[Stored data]
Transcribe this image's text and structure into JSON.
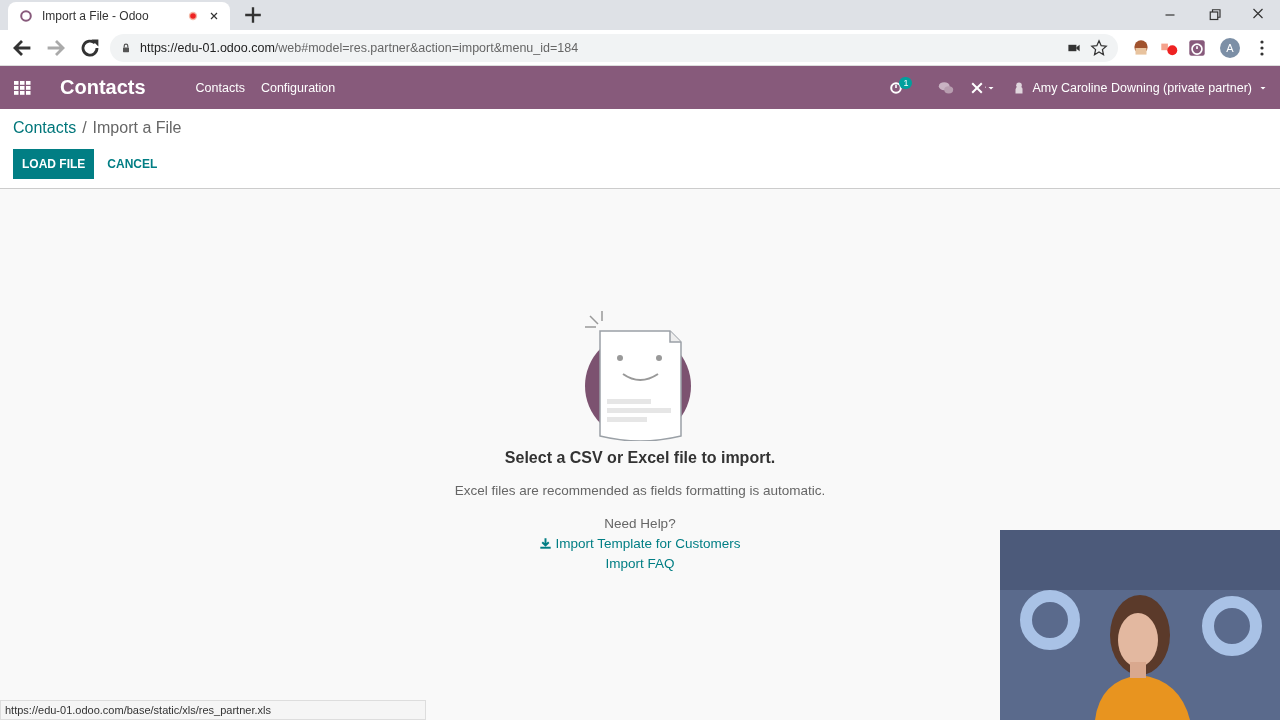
{
  "browser": {
    "tab_title": "Import a File - Odoo",
    "url_host": "https://edu-01.odoo.com",
    "url_path": "/web#model=res.partner&action=import&menu_id=184",
    "profile_initial": "A"
  },
  "navbar": {
    "app_name": "Contacts",
    "menu": [
      "Contacts",
      "Configuration"
    ],
    "activity_count": "1",
    "user": "Amy Caroline Downing (private partner)"
  },
  "breadcrumb": [
    {
      "label": "Contacts",
      "kind": "link"
    },
    {
      "label": "Import a File",
      "kind": "current",
      "separator": "/"
    }
  ],
  "buttons": [
    {
      "label": "LOAD FILE",
      "kind": "primary"
    },
    {
      "label": "CANCEL",
      "kind": "link"
    }
  ],
  "empty_state": {
    "title": "Select a CSV or Excel file to import.",
    "subtitle": "Excel files are recommended as fields formatting is automatic.",
    "help_label": "Need Help?",
    "links": [
      {
        "label": "Import Template for Customers",
        "kind": "download"
      },
      {
        "label": "Import FAQ",
        "kind": "plain"
      }
    ]
  },
  "status_url": "https://edu-01.odoo.com/base/static/xls/res_partner.xls"
}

Task to complete
Transcribe all of the entries word for word, but skip any pictures they contain.

Result of this task
Transcribe this image's text and structure into JSON.
{
  "browser": {
    "tab_title": "Import a File - Odoo",
    "url_host": "https://edu-01.odoo.com",
    "url_path": "/web#model=res.partner&action=import&menu_id=184",
    "profile_initial": "A"
  },
  "navbar": {
    "app_name": "Contacts",
    "menu": [
      "Contacts",
      "Configuration"
    ],
    "activity_count": "1",
    "user": "Amy Caroline Downing (private partner)"
  },
  "breadcrumb": [
    {
      "label": "Contacts",
      "kind": "link"
    },
    {
      "label": "Import a File",
      "kind": "current",
      "separator": "/"
    }
  ],
  "buttons": [
    {
      "label": "LOAD FILE",
      "kind": "primary"
    },
    {
      "label": "CANCEL",
      "kind": "link"
    }
  ],
  "empty_state": {
    "title": "Select a CSV or Excel file to import.",
    "subtitle": "Excel files are recommended as fields formatting is automatic.",
    "help_label": "Need Help?",
    "links": [
      {
        "label": "Import Template for Customers",
        "kind": "download"
      },
      {
        "label": "Import FAQ",
        "kind": "plain"
      }
    ]
  },
  "status_url": "https://edu-01.odoo.com/base/static/xls/res_partner.xls"
}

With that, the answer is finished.